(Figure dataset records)
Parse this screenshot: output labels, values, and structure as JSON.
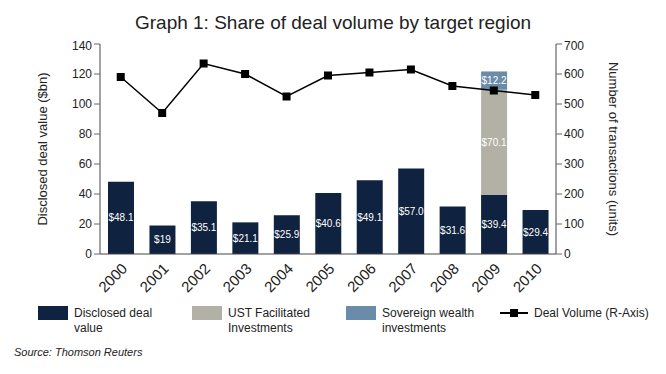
{
  "chart_data": {
    "type": "bar",
    "title": "Graph 1: Share of deal volume by target region",
    "categories": [
      "2000",
      "2001",
      "2002",
      "2003",
      "2004",
      "2005",
      "2006",
      "2007",
      "2008",
      "2009",
      "2010"
    ],
    "series": [
      {
        "name": "Disclosed deal value",
        "color": "#0f2240",
        "values": [
          48.1,
          19,
          35.1,
          21.1,
          25.9,
          40.6,
          49.1,
          57.0,
          31.6,
          39.4,
          29.4
        ],
        "value_labels": [
          "$48.1",
          "$19",
          "$35.1",
          "$21.1",
          "$25.9",
          "$40.6",
          "$49.1",
          "$57.0",
          "$31.6",
          "$39.4",
          "$29.4"
        ]
      },
      {
        "name": "UST Facilitated Investments",
        "color": "#b3b1a6",
        "values": [
          null,
          null,
          null,
          null,
          null,
          null,
          null,
          null,
          null,
          70.1,
          null
        ],
        "value_labels": [
          null,
          null,
          null,
          null,
          null,
          null,
          null,
          null,
          null,
          "$70.1",
          null
        ]
      },
      {
        "name": "Sovereign wealth investments",
        "color": "#6a8ca8",
        "values": [
          null,
          null,
          null,
          null,
          null,
          null,
          null,
          null,
          null,
          12.2,
          null
        ],
        "value_labels": [
          null,
          null,
          null,
          null,
          null,
          null,
          null,
          null,
          null,
          "$12.2",
          null
        ]
      },
      {
        "name": "Deal Volume (R-Axis)",
        "type": "line",
        "axis": "y2",
        "color": "#000000",
        "marker": "square",
        "values": [
          590,
          470,
          635,
          600,
          525,
          595,
          605,
          615,
          560,
          545,
          530
        ]
      }
    ],
    "stacked": true,
    "data_labels": true,
    "grid": false,
    "legend": "bottom",
    "ylabel": "Disclosed deal value ($bn)",
    "y2label": "Number of transactions (units)",
    "ylim": [
      0,
      140
    ],
    "yticks": [
      0,
      20,
      40,
      60,
      80,
      100,
      120,
      140
    ],
    "y2lim": [
      0,
      700
    ],
    "y2ticks": [
      0,
      100,
      200,
      300,
      400,
      500,
      600,
      700
    ],
    "source": "Source: Thomson Reuters"
  }
}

◆ **REQUIREMENTS**: Pull out every line in the material above where "Disclosed" occurs.

◆ **ANSWER BELOW**:
        "name": "Disclosed deal value",
    "ylabel": "Disclosed deal value ($bn)",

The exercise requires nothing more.